▶ **SET EXERCISE**: Please list all lines of the material below in which the string "title" occurs.

▶ **RECORDS**:
====================

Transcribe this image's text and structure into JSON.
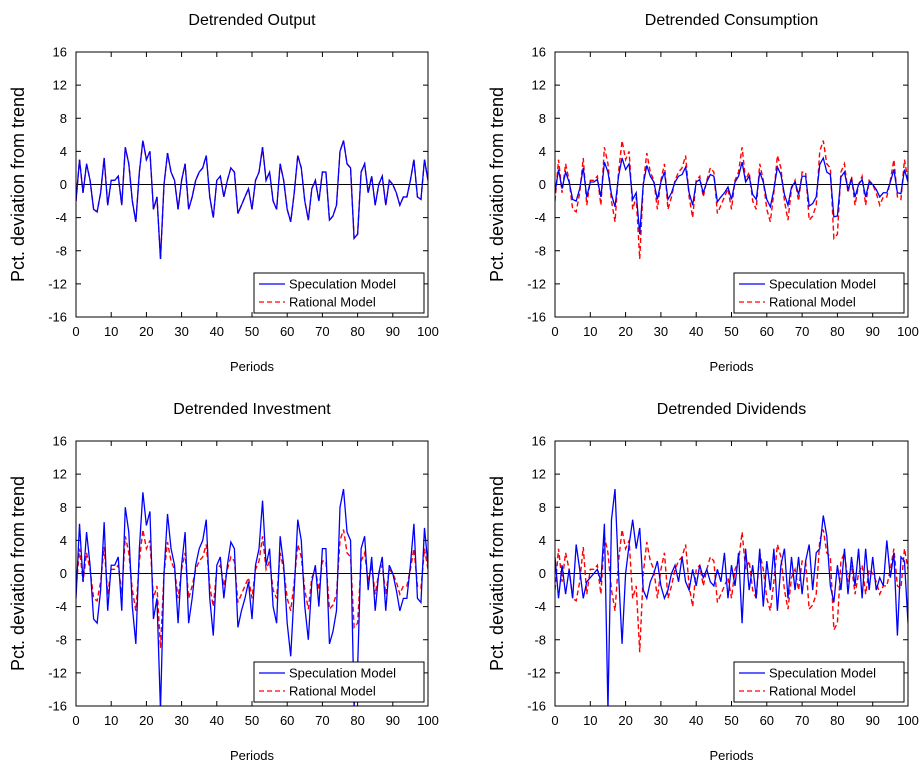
{
  "colors": {
    "speculation": "#0000ff",
    "rational": "#ff0000",
    "axis": "#000000",
    "background": "#ffffff"
  },
  "chart_data": [
    {
      "type": "line",
      "title": "Detrended Output",
      "xlabel": "Periods",
      "ylabel": "Pct. deviation from trend",
      "xlim": [
        0,
        100
      ],
      "ylim": [
        -16,
        16
      ],
      "xticks": [
        0,
        10,
        20,
        30,
        40,
        50,
        60,
        70,
        80,
        90,
        100
      ],
      "yticks": [
        16,
        12,
        8,
        4,
        0,
        -4,
        -8,
        -12,
        -16
      ],
      "grid": false,
      "legend_position": "bottom-right",
      "series": [
        {
          "name": "Speculation Model",
          "style": "solid",
          "values": [
            -2,
            3,
            -1,
            2.5,
            0.5,
            -3,
            -3.3,
            -1,
            3.2,
            -2.5,
            0.5,
            0.5,
            1,
            -2.5,
            4.5,
            2.5,
            -2,
            -4.5,
            1.5,
            5.3,
            3,
            4,
            -3,
            -1.5,
            -9,
            0,
            3.8,
            1.5,
            0.5,
            -3,
            0.5,
            2.5,
            -3,
            -1.5,
            0.5,
            1.5,
            2,
            3.5,
            -1.5,
            -4,
            0.5,
            1,
            -1.5,
            0.5,
            2,
            1.5,
            -3.5,
            -2.5,
            -1.5,
            -0.5,
            -3,
            0.5,
            1.5,
            4.5,
            0.5,
            1.5,
            -2,
            -3,
            2.5,
            0.5,
            -3,
            -4.5,
            -1,
            3.5,
            2,
            -2,
            -4.3,
            -0.5,
            0.5,
            -2,
            1.5,
            1.5,
            -4.3,
            -3.8,
            -2.5,
            4,
            5.3,
            2.5,
            2,
            -6.5,
            -6,
            1.5,
            2.5,
            -1,
            1,
            -2.5,
            0,
            1,
            -2.5,
            0.5,
            0,
            -1,
            -2.5,
            -1.5,
            -1.5,
            0.5,
            3,
            -1.5,
            -1.8,
            3,
            0.5
          ]
        },
        {
          "name": "Rational Model",
          "style": "dashed",
          "values": [
            -2,
            3,
            -1,
            2.5,
            0.5,
            -3,
            -3.3,
            -1,
            3.2,
            -2.5,
            0.5,
            0.5,
            1,
            -2.5,
            4.5,
            2.5,
            -2,
            -4.5,
            1.5,
            5.3,
            3,
            4,
            -3,
            -1.5,
            -9,
            0,
            3.8,
            1.5,
            0.5,
            -3,
            0.5,
            2.5,
            -3,
            -1.5,
            0.5,
            1.5,
            2,
            3.5,
            -1.5,
            -4,
            0.5,
            1,
            -1.5,
            0.5,
            2,
            1.5,
            -3.5,
            -2.5,
            -1.5,
            -0.5,
            -3,
            0.5,
            1.5,
            4.5,
            0.5,
            1.5,
            -2,
            -3,
            2.5,
            0.5,
            -3,
            -4.5,
            -1,
            3.5,
            2,
            -2,
            -4.3,
            -0.5,
            0.5,
            -2,
            1.5,
            1.5,
            -4.3,
            -3.8,
            -2.5,
            4,
            5.3,
            2.5,
            2,
            -6.5,
            -6,
            1.5,
            2.5,
            -1,
            1,
            -2.5,
            0,
            1,
            -2.5,
            0.5,
            0,
            -1,
            -2.5,
            -1.5,
            -1.5,
            0.5,
            3,
            -1.5,
            -1.8,
            3,
            0.5
          ]
        }
      ]
    },
    {
      "type": "line",
      "title": "Detrended Consumption",
      "xlabel": "Periods",
      "ylabel": "Pct. deviation from trend",
      "xlim": [
        0,
        100
      ],
      "ylim": [
        -16,
        16
      ],
      "xticks": [
        0,
        10,
        20,
        30,
        40,
        50,
        60,
        70,
        80,
        90,
        100
      ],
      "yticks": [
        16,
        12,
        8,
        4,
        0,
        -4,
        -8,
        -12,
        -16
      ],
      "grid": false,
      "legend_position": "bottom-right",
      "series": [
        {
          "name": "Speculation Model",
          "style": "solid",
          "values": [
            -1,
            1.8,
            -0.5,
            1.5,
            0.3,
            -1.8,
            -2,
            -0.5,
            2,
            -1.5,
            0.3,
            0.3,
            0.6,
            -1.5,
            2.7,
            1.5,
            -1.2,
            -2.7,
            1,
            3.2,
            1.8,
            2.5,
            -1.8,
            -1,
            -6,
            0,
            2.3,
            1,
            0.3,
            -1.8,
            0.3,
            1.5,
            -1.8,
            -1,
            0.3,
            1,
            1.2,
            2.1,
            -1,
            -2.5,
            0.3,
            0.6,
            -1,
            0.3,
            1.2,
            1,
            -2.1,
            -1.5,
            -1,
            -0.3,
            -1.8,
            0.3,
            1,
            2.7,
            0.3,
            1,
            -1.2,
            -1.8,
            1.5,
            0.3,
            -1.8,
            -2.7,
            -0.6,
            2.1,
            1.2,
            -1.2,
            -2.5,
            -0.3,
            0.3,
            -1.2,
            1,
            1,
            -2.6,
            -2.3,
            -1.5,
            2.4,
            3.2,
            1.5,
            1.2,
            -3.9,
            -3.8,
            0.9,
            1.5,
            -0.6,
            0.6,
            -1.5,
            0,
            0.6,
            -1.5,
            0.3,
            0,
            -0.6,
            -1.5,
            -1,
            -1,
            0.3,
            1.8,
            -1,
            -1.1,
            1.8,
            0.3
          ]
        },
        {
          "name": "Rational Model",
          "style": "dashed",
          "values": [
            -2,
            3,
            -1,
            2.5,
            0.5,
            -3,
            -3.3,
            -1,
            3.2,
            -2.5,
            0.5,
            0.5,
            1,
            -2.5,
            4.5,
            2.5,
            -2,
            -4.5,
            1.5,
            5.3,
            3,
            4,
            -3,
            -1.5,
            -9,
            0,
            3.8,
            1.5,
            0.5,
            -3,
            0.5,
            2.5,
            -3,
            -1.5,
            0.5,
            1.5,
            2,
            3.5,
            -1.5,
            -4,
            0.5,
            1,
            -1.5,
            0.5,
            2,
            1.5,
            -3.5,
            -2.5,
            -1.5,
            -0.5,
            -3,
            0.5,
            1.5,
            4.5,
            0.5,
            1.5,
            -2,
            -3,
            2.5,
            0.5,
            -3,
            -4.5,
            -1,
            3.5,
            2,
            -2,
            -4.3,
            -0.5,
            0.5,
            -2,
            1.5,
            1.5,
            -4.3,
            -3.8,
            -2.5,
            4,
            5.3,
            2.5,
            2,
            -6.5,
            -6,
            1.5,
            2.5,
            -1,
            1,
            -2.5,
            0,
            1,
            -2.5,
            0.5,
            0,
            -1,
            -2.5,
            -1.5,
            -1.5,
            0.5,
            3,
            -1.5,
            -1.8,
            3,
            0.5
          ]
        }
      ]
    },
    {
      "type": "line",
      "title": "Detrended Investment",
      "xlabel": "Periods",
      "ylabel": "Pct. deviation from trend",
      "xlim": [
        0,
        100
      ],
      "ylim": [
        -16,
        16
      ],
      "xticks": [
        0,
        10,
        20,
        30,
        40,
        50,
        60,
        70,
        80,
        90,
        100
      ],
      "yticks": [
        16,
        12,
        8,
        4,
        0,
        -4,
        -8,
        -12,
        -16
      ],
      "grid": false,
      "legend_position": "bottom-right",
      "series": [
        {
          "name": "Speculation Model",
          "style": "solid",
          "values": [
            -3,
            6,
            -1,
            5,
            1,
            -5.5,
            -6,
            -2,
            6.2,
            -4.5,
            1,
            1,
            2,
            -4.5,
            8,
            5,
            -4,
            -8.5,
            3,
            9.8,
            5.8,
            7.5,
            -5.5,
            -3,
            -16.5,
            0,
            7.2,
            3,
            1,
            -6,
            1,
            5,
            -6,
            -3,
            1,
            3,
            4,
            6.5,
            -3,
            -7.5,
            1,
            2,
            -3,
            1,
            3.8,
            3,
            -6.5,
            -4.5,
            -3,
            -1,
            -5.5,
            1,
            3,
            8.8,
            1,
            3,
            -4,
            -6,
            4.5,
            1,
            -6,
            -10,
            -2,
            6.5,
            4,
            -4,
            -8,
            -1,
            1,
            -4,
            3,
            3,
            -8.5,
            -7,
            -4.5,
            8,
            10.2,
            5,
            4,
            -16,
            -11.5,
            3,
            4.5,
            -2,
            2,
            -4.5,
            0,
            2,
            -4.5,
            1,
            0,
            -2,
            -4.5,
            -3,
            -3,
            1,
            6,
            -3,
            -3.5,
            5.5,
            1
          ]
        },
        {
          "name": "Rational Model",
          "style": "dashed",
          "values": [
            -2,
            3,
            -1,
            2.5,
            0.5,
            -3,
            -3.3,
            -1,
            3.2,
            -2.5,
            0.5,
            0.5,
            1,
            -2.5,
            4.5,
            2.5,
            -2,
            -4.5,
            1.5,
            5.3,
            3,
            4,
            -3,
            -1.5,
            -9,
            0,
            3.8,
            1.5,
            0.5,
            -3,
            0.5,
            2.5,
            -3,
            -1.5,
            0.5,
            1.5,
            2,
            3.5,
            -1.5,
            -4,
            0.5,
            1,
            -1.5,
            0.5,
            2,
            1.5,
            -3.5,
            -2.5,
            -1.5,
            -0.5,
            -3,
            0.5,
            1.5,
            4.5,
            0.5,
            1.5,
            -2,
            -3,
            2.5,
            0.5,
            -3,
            -4.5,
            -1,
            3.5,
            2,
            -2,
            -4.3,
            -0.5,
            0.5,
            -2,
            1.5,
            1.5,
            -4.3,
            -3.8,
            -2.5,
            4,
            5.3,
            2.5,
            2,
            -6.5,
            -6,
            1.5,
            2.5,
            -1,
            1,
            -2.5,
            0,
            1,
            -2.5,
            0.5,
            0,
            -1,
            -2.5,
            -1.5,
            -1.5,
            0.5,
            3,
            -1.5,
            -1.8,
            3,
            0.5
          ]
        }
      ]
    },
    {
      "type": "line",
      "title": "Detrended Dividends",
      "xlabel": "Periods",
      "ylabel": "Pct. deviation from trend",
      "xlim": [
        0,
        100
      ],
      "ylim": [
        -16,
        16
      ],
      "xticks": [
        0,
        10,
        20,
        30,
        40,
        50,
        60,
        70,
        80,
        90,
        100
      ],
      "yticks": [
        16,
        12,
        8,
        4,
        0,
        -4,
        -8,
        -12,
        -16
      ],
      "grid": false,
      "legend_position": "bottom-right",
      "series": [
        {
          "name": "Speculation Model",
          "style": "solid",
          "values": [
            2,
            -3,
            1,
            -2.5,
            0.5,
            -3,
            3.5,
            0.5,
            -3,
            -1,
            -0.5,
            0,
            0.5,
            -1,
            6,
            -16.5,
            6.5,
            10.2,
            0,
            -8.5,
            0,
            3.5,
            6.5,
            3,
            5.5,
            -2,
            -3,
            -1,
            0,
            1.5,
            -1.5,
            -3,
            -2,
            0,
            1,
            -1,
            2,
            -1,
            -2,
            0.5,
            -1.5,
            1,
            -0.5,
            0.5,
            -1,
            -1.5,
            0.5,
            -1,
            2.5,
            -3,
            1,
            -1.5,
            2.5,
            -6,
            3,
            -2,
            1,
            -3,
            3,
            -4,
            1.5,
            -2,
            3,
            -4.5,
            1,
            3,
            -3,
            2,
            -2,
            2,
            -2.5,
            1.5,
            3.5,
            -2,
            2.5,
            3,
            7,
            4.5,
            -1.5,
            -3.5,
            1,
            -2,
            3,
            -2.5,
            2,
            -1.5,
            3,
            -3,
            3,
            -2,
            2,
            -2,
            -0.5,
            -1.5,
            4,
            -0.5,
            2.5,
            -7.5,
            2,
            1.5,
            -6
          ]
        },
        {
          "name": "Rational Model",
          "style": "dashed",
          "values": [
            -2,
            3,
            -1,
            2.5,
            0.5,
            -3,
            -3.3,
            -1,
            3.2,
            -2.5,
            0.5,
            0.5,
            1,
            -2.5,
            4.5,
            2.5,
            -2,
            -4.5,
            1.5,
            5.3,
            3,
            4,
            -3,
            -1.5,
            -9.5,
            0,
            3.8,
            1.5,
            0.5,
            -3,
            0.5,
            2.5,
            -3,
            -1.5,
            0.5,
            1.5,
            2,
            3.5,
            -1.5,
            -4,
            0.5,
            1,
            -1.5,
            0.5,
            2,
            1.5,
            -3.5,
            -2.5,
            -1.5,
            -0.5,
            -3,
            0.5,
            1.5,
            5,
            0.5,
            1.5,
            -2,
            -3,
            2.5,
            0.5,
            -3,
            -4.5,
            -1,
            3.5,
            2,
            -2,
            -4.3,
            -0.5,
            0.5,
            -2,
            1.5,
            1.5,
            -4.3,
            -3.8,
            -2.5,
            4,
            5.3,
            2.5,
            2,
            -6.8,
            -6,
            1.5,
            2.5,
            -1,
            1,
            -2.5,
            0,
            1,
            -2.5,
            0.5,
            0,
            -1,
            -2.5,
            -1.5,
            -1.5,
            0.5,
            3,
            -1.5,
            -1.8,
            3,
            0.5
          ]
        }
      ]
    }
  ]
}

====================

▶ **RESULT BELOW**:
      "title": "Detrended Output",
      "title": "Detrended Consumption",
      "title": "Detrended Investment",
      "title": "Detrended Dividends",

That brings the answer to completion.